TASK BRIEF:
Below are records; work out how many of their lines hold the string "SERVICES" and give that number alone.

SUPPLIED MATERIAL:
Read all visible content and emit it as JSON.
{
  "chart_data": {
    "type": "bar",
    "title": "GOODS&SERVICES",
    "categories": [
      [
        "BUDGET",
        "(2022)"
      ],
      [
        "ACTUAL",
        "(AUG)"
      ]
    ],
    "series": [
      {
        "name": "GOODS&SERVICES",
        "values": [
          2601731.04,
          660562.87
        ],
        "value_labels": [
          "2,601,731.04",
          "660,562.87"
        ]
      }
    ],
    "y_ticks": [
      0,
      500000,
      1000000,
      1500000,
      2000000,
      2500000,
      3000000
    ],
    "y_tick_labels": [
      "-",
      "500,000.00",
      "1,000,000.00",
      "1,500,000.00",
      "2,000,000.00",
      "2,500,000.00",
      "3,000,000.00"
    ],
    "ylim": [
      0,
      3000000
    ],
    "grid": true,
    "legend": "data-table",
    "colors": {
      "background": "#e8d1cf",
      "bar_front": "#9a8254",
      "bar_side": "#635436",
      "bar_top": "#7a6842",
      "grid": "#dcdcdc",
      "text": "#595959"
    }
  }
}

SOLVED EXERCISE:
2